[Figure dataset records]
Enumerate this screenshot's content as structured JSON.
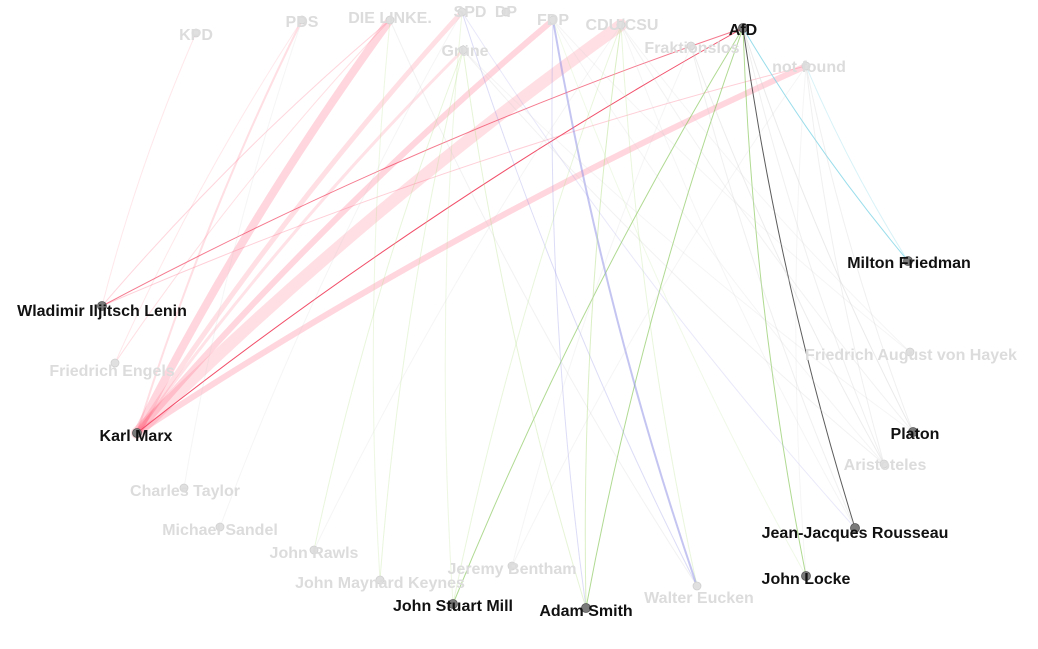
{
  "colors": {
    "background": "#ffffff",
    "label_active": "#111111",
    "label_faded": "#dcdcdc",
    "node_active": "#7a7a7a",
    "node_faded": "#e0e0e0",
    "edge_linke": "#ff5d7a",
    "edge_afd": "#ee2244",
    "edge_spd": "#f7a5b5",
    "edge_gruene": "#a4d66a",
    "edge_fdp": "#8c8ce6",
    "edge_cdu": "#b6e08a",
    "edge_cyan": "#7fd4e6",
    "edge_black": "#333333"
  },
  "nodes": [
    {
      "id": "kpd",
      "label": "KPD",
      "active": false
    },
    {
      "id": "pds",
      "label": "PDS",
      "active": false
    },
    {
      "id": "linke",
      "label": "DIE LINKE.",
      "active": false
    },
    {
      "id": "spd",
      "label": "SPD",
      "active": false
    },
    {
      "id": "dp",
      "label": "DP",
      "active": false
    },
    {
      "id": "fdp",
      "label": "FDP",
      "active": false
    },
    {
      "id": "cdu",
      "label": "CDU/CSU",
      "active": false
    },
    {
      "id": "gruene",
      "label": "Grüne",
      "active": false
    },
    {
      "id": "fraktionslos",
      "label": "Fraktionslos",
      "active": false
    },
    {
      "id": "afd",
      "label": "AfD",
      "active": true
    },
    {
      "id": "notfound",
      "label": "not found",
      "active": false
    },
    {
      "id": "friedman",
      "label": "Milton Friedman",
      "active": true
    },
    {
      "id": "lenin",
      "label": "Wladimir Iljitsch Lenin",
      "active": true
    },
    {
      "id": "engels",
      "label": "Friedrich Engels",
      "active": false
    },
    {
      "id": "hayek",
      "label": "Friedrich August von Hayek",
      "active": false
    },
    {
      "id": "marx",
      "label": "Karl Marx",
      "active": true
    },
    {
      "id": "platon",
      "label": "Platon",
      "active": true
    },
    {
      "id": "aristoteles",
      "label": "Aristoteles",
      "active": false
    },
    {
      "id": "taylor",
      "label": "Charles Taylor",
      "active": false
    },
    {
      "id": "rousseau",
      "label": "Jean-Jacques Rousseau",
      "active": true
    },
    {
      "id": "sandel",
      "label": "Michael Sandel",
      "active": false
    },
    {
      "id": "rawls",
      "label": "John Rawls",
      "active": false
    },
    {
      "id": "bentham",
      "label": "Jeremy Bentham",
      "active": false
    },
    {
      "id": "keynes",
      "label": "John Maynard Keynes",
      "active": false
    },
    {
      "id": "locke",
      "label": "John Locke",
      "active": true
    },
    {
      "id": "eucken",
      "label": "Walter Eucken",
      "active": false
    },
    {
      "id": "mill",
      "label": "John Stuart Mill",
      "active": true
    },
    {
      "id": "smith",
      "label": "Adam Smith",
      "active": true
    }
  ],
  "edges": [
    {
      "source": "linke",
      "target": "marx",
      "color": "#ff5d7a",
      "weight": 8,
      "opacity": 0.25
    },
    {
      "source": "spd",
      "target": "marx",
      "color": "#ff5d7a",
      "weight": 5,
      "opacity": 0.2
    },
    {
      "source": "fdp",
      "target": "marx",
      "color": "#ff5d7a",
      "weight": 6,
      "opacity": 0.25
    },
    {
      "source": "cdu",
      "target": "marx",
      "color": "#ff5d7a",
      "weight": 12,
      "opacity": 0.2
    },
    {
      "source": "afd",
      "target": "marx",
      "color": "#ee2244",
      "weight": 1,
      "opacity": 0.8
    },
    {
      "source": "notfound",
      "target": "marx",
      "color": "#ff5d7a",
      "weight": 6,
      "opacity": 0.25
    },
    {
      "source": "pds",
      "target": "marx",
      "color": "#ff5d7a",
      "weight": 2,
      "opacity": 0.2
    },
    {
      "source": "gruene",
      "target": "marx",
      "color": "#ff5d7a",
      "weight": 3,
      "opacity": 0.18
    },
    {
      "source": "afd",
      "target": "lenin",
      "color": "#ee2244",
      "weight": 1,
      "opacity": 0.6
    },
    {
      "source": "notfound",
      "target": "lenin",
      "color": "#ff5d7a",
      "weight": 1,
      "opacity": 0.3
    },
    {
      "source": "linke",
      "target": "lenin",
      "color": "#ff5d7a",
      "weight": 1,
      "opacity": 0.25
    },
    {
      "source": "kpd",
      "target": "lenin",
      "color": "#ff5d7a",
      "weight": 1,
      "opacity": 0.15
    },
    {
      "source": "linke",
      "target": "engels",
      "color": "#ff5d7a",
      "weight": 1,
      "opacity": 0.2
    },
    {
      "source": "pds",
      "target": "engels",
      "color": "#ff5d7a",
      "weight": 1,
      "opacity": 0.15
    },
    {
      "source": "afd",
      "target": "friedman",
      "color": "#7fd4e6",
      "weight": 1,
      "opacity": 0.8
    },
    {
      "source": "afd",
      "target": "rousseau",
      "color": "#333333",
      "weight": 1,
      "opacity": 0.8
    },
    {
      "source": "afd",
      "target": "locke",
      "color": "#7bc24a",
      "weight": 1,
      "opacity": 0.6
    },
    {
      "source": "afd",
      "target": "smith",
      "color": "#7bc24a",
      "weight": 1,
      "opacity": 0.6
    },
    {
      "source": "afd",
      "target": "mill",
      "color": "#7bc24a",
      "weight": 1,
      "opacity": 0.6
    },
    {
      "source": "afd",
      "target": "platon",
      "color": "#cccccc",
      "weight": 1,
      "opacity": 0.4
    },
    {
      "source": "fdp",
      "target": "eucken",
      "color": "#8c8ce6",
      "weight": 2,
      "opacity": 0.5
    },
    {
      "source": "fdp",
      "target": "smith",
      "color": "#8c8ce6",
      "weight": 1,
      "opacity": 0.3
    },
    {
      "source": "spd",
      "target": "eucken",
      "color": "#8c8ce6",
      "weight": 1,
      "opacity": 0.3
    },
    {
      "source": "spd",
      "target": "rousseau",
      "color": "#8c8ce6",
      "weight": 1,
      "opacity": 0.2
    },
    {
      "source": "cdu",
      "target": "smith",
      "color": "#b6e08a",
      "weight": 1,
      "opacity": 0.5
    },
    {
      "source": "cdu",
      "target": "mill",
      "color": "#b6e08a",
      "weight": 1,
      "opacity": 0.3
    },
    {
      "source": "cdu",
      "target": "eucken",
      "color": "#b6e08a",
      "weight": 1,
      "opacity": 0.3
    },
    {
      "source": "gruene",
      "target": "smith",
      "color": "#b6e08a",
      "weight": 1,
      "opacity": 0.35
    },
    {
      "source": "gruene",
      "target": "rawls",
      "color": "#b6e08a",
      "weight": 1,
      "opacity": 0.3
    },
    {
      "source": "gruene",
      "target": "keynes",
      "color": "#b6e08a",
      "weight": 1,
      "opacity": 0.3
    },
    {
      "source": "linke",
      "target": "keynes",
      "color": "#b6e08a",
      "weight": 1,
      "opacity": 0.25
    },
    {
      "source": "spd",
      "target": "mill",
      "color": "#b6e08a",
      "weight": 1,
      "opacity": 0.25
    },
    {
      "source": "fdp",
      "target": "locke",
      "color": "#b6e08a",
      "weight": 1,
      "opacity": 0.2
    },
    {
      "source": "fraktionslos",
      "target": "aristoteles",
      "color": "#cccccc",
      "weight": 1,
      "opacity": 0.35
    },
    {
      "source": "notfound",
      "target": "platon",
      "color": "#cccccc",
      "weight": 1,
      "opacity": 0.3
    },
    {
      "source": "notfound",
      "target": "aristoteles",
      "color": "#cccccc",
      "weight": 1,
      "opacity": 0.3
    },
    {
      "source": "notfound",
      "target": "friedman",
      "color": "#7fd4e6",
      "weight": 1,
      "opacity": 0.3
    },
    {
      "source": "fraktionslos",
      "target": "rousseau",
      "color": "#cccccc",
      "weight": 1,
      "opacity": 0.3
    },
    {
      "source": "gruene",
      "target": "aristoteles",
      "color": "#cccccc",
      "weight": 1,
      "opacity": 0.25
    },
    {
      "source": "cdu",
      "target": "platon",
      "color": "#cccccc",
      "weight": 1,
      "opacity": 0.25
    },
    {
      "source": "linke",
      "target": "eucken",
      "color": "#cccccc",
      "weight": 1,
      "opacity": 0.25
    },
    {
      "source": "pds",
      "target": "taylor",
      "color": "#cccccc",
      "weight": 1,
      "opacity": 0.2
    },
    {
      "source": "notfound",
      "target": "locke",
      "color": "#cccccc",
      "weight": 1,
      "opacity": 0.2
    },
    {
      "source": "notfound",
      "target": "bentham",
      "color": "#cccccc",
      "weight": 1,
      "opacity": 0.2
    },
    {
      "source": "cdu",
      "target": "hayek",
      "color": "#cccccc",
      "weight": 1,
      "opacity": 0.2
    },
    {
      "source": "fdp",
      "target": "hayek",
      "color": "#cccccc",
      "weight": 1,
      "opacity": 0.2
    },
    {
      "source": "fdp",
      "target": "aristoteles",
      "color": "#cccccc",
      "weight": 1,
      "opacity": 0.2
    },
    {
      "source": "spd",
      "target": "sandel",
      "color": "#cccccc",
      "weight": 1,
      "opacity": 0.2
    },
    {
      "source": "cdu",
      "target": "rawls",
      "color": "#cccccc",
      "weight": 1,
      "opacity": 0.2
    },
    {
      "source": "fraktionslos",
      "target": "bentham",
      "color": "#cccccc",
      "weight": 1,
      "opacity": 0.2
    },
    {
      "source": "afd",
      "target": "aristoteles",
      "color": "#cccccc",
      "weight": 1,
      "opacity": 0.3
    },
    {
      "source": "cdu",
      "target": "rousseau",
      "color": "#cccccc",
      "weight": 1,
      "opacity": 0.2
    },
    {
      "source": "gruene",
      "target": "platon",
      "color": "#cccccc",
      "weight": 1,
      "opacity": 0.2
    }
  ]
}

### Objective
Which lines contain "John"? Copy each of them.

### Solution
      "label": "John Rawls",
      "label": "John Maynard Keynes",
      "label": "John Locke",
      "label": "John Stuart Mill",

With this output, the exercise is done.